> **STATED TASK**
Return the rows word for word, beginning with the first row and stopping after the row that contains "likes-label: Likes (186, 519, 228, 540)".

──────── ENTRIES SHOWN ────────

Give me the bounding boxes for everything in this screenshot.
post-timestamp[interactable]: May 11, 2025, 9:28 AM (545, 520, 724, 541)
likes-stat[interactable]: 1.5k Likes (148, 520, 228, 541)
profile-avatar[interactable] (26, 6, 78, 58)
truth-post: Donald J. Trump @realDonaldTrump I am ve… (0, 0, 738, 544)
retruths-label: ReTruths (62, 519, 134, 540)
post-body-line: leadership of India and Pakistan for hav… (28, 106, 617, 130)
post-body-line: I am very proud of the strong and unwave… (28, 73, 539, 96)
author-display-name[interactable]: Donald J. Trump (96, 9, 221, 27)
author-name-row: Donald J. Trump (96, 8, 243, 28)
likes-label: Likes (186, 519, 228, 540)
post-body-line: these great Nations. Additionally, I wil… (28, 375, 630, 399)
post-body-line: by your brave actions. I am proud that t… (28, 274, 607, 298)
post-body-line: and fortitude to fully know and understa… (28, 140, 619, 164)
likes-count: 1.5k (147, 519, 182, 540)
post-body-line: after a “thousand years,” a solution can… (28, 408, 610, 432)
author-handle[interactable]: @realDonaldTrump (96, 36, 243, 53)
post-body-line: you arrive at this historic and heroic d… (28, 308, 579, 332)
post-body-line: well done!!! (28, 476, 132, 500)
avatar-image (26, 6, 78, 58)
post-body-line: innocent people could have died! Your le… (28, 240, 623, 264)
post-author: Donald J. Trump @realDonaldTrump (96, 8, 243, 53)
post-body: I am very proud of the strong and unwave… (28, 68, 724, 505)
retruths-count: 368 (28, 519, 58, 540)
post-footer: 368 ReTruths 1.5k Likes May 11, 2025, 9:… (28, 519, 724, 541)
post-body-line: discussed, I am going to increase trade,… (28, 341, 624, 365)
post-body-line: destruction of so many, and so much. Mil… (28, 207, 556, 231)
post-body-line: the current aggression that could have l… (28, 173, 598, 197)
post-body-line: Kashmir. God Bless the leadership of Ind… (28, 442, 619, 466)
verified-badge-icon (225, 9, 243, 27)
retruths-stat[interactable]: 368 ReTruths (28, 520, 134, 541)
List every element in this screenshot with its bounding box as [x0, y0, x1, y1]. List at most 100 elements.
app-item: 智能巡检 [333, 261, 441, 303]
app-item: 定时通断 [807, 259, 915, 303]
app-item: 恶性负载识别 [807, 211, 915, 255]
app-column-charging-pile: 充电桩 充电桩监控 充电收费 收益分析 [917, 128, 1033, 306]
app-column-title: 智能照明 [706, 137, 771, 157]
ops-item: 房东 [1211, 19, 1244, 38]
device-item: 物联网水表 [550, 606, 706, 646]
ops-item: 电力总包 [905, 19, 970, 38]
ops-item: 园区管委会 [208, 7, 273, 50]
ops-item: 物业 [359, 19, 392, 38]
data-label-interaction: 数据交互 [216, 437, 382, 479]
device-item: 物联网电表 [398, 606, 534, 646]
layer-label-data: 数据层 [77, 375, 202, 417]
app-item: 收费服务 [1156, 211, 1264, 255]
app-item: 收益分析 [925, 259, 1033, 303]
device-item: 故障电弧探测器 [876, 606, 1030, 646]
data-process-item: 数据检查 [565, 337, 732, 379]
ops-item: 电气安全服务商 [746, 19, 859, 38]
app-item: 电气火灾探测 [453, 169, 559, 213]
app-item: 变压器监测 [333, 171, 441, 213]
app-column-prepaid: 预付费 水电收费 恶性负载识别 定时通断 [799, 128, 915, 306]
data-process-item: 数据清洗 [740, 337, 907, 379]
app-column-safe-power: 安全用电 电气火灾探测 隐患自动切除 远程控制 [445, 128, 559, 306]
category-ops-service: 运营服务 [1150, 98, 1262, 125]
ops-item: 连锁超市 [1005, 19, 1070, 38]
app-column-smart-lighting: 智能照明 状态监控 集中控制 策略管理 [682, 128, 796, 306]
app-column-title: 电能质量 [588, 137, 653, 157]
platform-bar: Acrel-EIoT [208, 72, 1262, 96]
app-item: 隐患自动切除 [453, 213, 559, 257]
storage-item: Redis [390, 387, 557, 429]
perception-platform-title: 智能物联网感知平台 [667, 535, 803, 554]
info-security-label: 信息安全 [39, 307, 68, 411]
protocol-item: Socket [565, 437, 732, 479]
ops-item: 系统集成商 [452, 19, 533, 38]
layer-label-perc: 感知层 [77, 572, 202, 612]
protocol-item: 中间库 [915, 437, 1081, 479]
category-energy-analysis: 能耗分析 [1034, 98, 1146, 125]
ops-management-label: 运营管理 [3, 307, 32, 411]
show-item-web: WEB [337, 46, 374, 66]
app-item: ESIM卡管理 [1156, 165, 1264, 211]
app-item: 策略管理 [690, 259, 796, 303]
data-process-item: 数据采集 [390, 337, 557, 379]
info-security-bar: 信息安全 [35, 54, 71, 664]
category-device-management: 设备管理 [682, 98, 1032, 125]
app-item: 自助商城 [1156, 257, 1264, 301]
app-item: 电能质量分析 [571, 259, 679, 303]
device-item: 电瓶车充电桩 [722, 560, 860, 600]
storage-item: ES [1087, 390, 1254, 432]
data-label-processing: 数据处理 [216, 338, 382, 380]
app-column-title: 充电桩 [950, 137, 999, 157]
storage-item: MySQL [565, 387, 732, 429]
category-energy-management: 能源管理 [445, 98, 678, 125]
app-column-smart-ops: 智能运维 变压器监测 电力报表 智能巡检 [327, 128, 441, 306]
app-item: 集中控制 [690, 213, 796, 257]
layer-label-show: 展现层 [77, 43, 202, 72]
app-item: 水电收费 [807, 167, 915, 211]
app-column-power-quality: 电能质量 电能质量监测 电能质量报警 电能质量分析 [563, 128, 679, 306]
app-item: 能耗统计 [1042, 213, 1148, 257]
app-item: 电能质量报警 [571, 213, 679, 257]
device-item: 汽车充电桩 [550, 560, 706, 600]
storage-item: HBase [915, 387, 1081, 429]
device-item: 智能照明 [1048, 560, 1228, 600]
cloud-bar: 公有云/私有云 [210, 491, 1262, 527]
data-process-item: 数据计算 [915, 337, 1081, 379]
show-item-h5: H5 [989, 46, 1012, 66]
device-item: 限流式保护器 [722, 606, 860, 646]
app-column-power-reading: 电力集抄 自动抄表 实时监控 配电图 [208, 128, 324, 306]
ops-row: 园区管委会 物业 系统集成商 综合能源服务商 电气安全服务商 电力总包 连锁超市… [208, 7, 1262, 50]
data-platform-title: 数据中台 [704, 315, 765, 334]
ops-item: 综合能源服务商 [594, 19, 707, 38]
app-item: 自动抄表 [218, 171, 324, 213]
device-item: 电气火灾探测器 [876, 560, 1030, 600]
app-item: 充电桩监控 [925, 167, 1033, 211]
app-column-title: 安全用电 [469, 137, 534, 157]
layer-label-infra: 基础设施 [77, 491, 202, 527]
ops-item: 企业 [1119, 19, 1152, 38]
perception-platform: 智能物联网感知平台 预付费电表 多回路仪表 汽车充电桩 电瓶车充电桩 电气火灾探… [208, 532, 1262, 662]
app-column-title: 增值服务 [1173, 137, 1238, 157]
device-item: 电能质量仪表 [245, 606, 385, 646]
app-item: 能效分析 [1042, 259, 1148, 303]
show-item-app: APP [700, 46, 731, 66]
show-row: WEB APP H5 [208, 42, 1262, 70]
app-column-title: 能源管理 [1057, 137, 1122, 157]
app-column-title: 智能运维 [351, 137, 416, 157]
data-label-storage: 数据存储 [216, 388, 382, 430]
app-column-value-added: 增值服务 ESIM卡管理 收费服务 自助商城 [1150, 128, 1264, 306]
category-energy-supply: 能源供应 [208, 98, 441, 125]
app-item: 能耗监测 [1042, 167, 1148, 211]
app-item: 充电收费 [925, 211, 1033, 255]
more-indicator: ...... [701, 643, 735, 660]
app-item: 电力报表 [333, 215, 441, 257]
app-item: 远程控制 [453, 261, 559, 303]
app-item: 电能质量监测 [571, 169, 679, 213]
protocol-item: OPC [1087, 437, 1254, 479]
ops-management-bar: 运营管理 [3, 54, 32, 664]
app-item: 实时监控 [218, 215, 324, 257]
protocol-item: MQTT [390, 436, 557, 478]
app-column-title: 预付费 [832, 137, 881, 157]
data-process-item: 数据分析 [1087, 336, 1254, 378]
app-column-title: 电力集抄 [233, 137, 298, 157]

────────

> **COMPLETE OUTPUT**
Give me the bounding boxes for everything in this screenshot.
post-timestamp[interactable]: May 11, 2025, 9:28 AM (545, 520, 724, 541)
likes-stat[interactable]: 1.5k Likes (148, 520, 228, 541)
profile-avatar[interactable] (26, 6, 78, 58)
truth-post: Donald J. Trump @realDonaldTrump I am ve… (0, 0, 738, 544)
retruths-label: ReTruths (62, 519, 134, 540)
post-body-line: leadership of India and Pakistan for hav… (28, 106, 617, 130)
post-body-line: I am very proud of the strong and unwave… (28, 73, 539, 96)
author-display-name[interactable]: Donald J. Trump (96, 9, 221, 27)
author-name-row: Donald J. Trump (96, 8, 243, 28)
likes-label: Likes (186, 519, 228, 540)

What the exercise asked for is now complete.